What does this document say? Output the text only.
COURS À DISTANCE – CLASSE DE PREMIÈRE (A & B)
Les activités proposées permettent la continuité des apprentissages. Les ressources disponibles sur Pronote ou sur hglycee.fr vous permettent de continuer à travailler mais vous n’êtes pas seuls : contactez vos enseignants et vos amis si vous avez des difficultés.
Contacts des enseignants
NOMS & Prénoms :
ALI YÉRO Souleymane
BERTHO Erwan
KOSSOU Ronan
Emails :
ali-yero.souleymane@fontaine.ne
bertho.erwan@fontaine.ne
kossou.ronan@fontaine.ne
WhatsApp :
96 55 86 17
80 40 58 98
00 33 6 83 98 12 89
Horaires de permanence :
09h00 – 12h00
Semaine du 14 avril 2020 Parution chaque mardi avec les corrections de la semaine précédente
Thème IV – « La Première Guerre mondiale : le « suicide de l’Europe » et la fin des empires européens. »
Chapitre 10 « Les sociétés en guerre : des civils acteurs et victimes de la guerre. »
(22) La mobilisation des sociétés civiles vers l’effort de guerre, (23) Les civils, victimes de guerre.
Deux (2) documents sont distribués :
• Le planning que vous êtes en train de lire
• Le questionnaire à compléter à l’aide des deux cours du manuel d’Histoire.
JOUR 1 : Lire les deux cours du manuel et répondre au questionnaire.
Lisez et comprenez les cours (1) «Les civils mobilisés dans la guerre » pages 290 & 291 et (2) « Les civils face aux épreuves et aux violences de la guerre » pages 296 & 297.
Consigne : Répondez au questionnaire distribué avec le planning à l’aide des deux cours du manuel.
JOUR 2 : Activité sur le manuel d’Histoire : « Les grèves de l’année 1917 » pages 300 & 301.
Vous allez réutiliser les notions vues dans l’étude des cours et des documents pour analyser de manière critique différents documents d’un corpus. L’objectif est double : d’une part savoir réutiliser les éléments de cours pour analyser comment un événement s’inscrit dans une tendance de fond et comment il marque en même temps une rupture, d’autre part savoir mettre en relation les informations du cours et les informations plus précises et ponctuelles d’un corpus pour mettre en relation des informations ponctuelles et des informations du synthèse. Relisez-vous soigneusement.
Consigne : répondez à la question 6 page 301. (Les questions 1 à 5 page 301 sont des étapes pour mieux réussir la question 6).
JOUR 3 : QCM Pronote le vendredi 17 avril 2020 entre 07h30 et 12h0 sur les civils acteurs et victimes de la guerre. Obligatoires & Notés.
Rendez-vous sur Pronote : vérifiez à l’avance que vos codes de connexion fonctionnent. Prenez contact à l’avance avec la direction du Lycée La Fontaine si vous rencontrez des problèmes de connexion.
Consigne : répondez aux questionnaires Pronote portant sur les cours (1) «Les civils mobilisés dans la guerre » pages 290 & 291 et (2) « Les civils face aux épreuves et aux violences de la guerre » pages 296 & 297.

○ ○ ○ ○

Set task: Copy out each line of the records that holds the string "Pronote".

Reply to the exercise:
Les activités proposées permettent la continuité des apprentissages. Les ressources disponibles sur Pronote ou sur hglycee.fr vous permettent de continuer à travailler mais vous n’êtes pas seuls : contactez vos enseignants et vos amis si vous avez des difficultés.
JOUR 3 : QCM Pronote le vendredi 17 avril 2020 entre 07h30 et 12h0 sur les civils acteurs et victimes de la guerre. Obligatoires & Notés.
Rendez-vous sur Pronote : vérifiez à l’avance que vos codes de connexion fonctionnent. Prenez contact à l’avance avec la direction du Lycée La Fontaine si vous rencontrez des problèmes de connexion.
Consigne : répondez aux questionnaires Pronote portant sur les cours (1) «Les civils mobilisés dans la guerre » pages 290 & 291 et (2) « Les civils face aux épreuves et aux violences de la guerre » pages 296 & 297.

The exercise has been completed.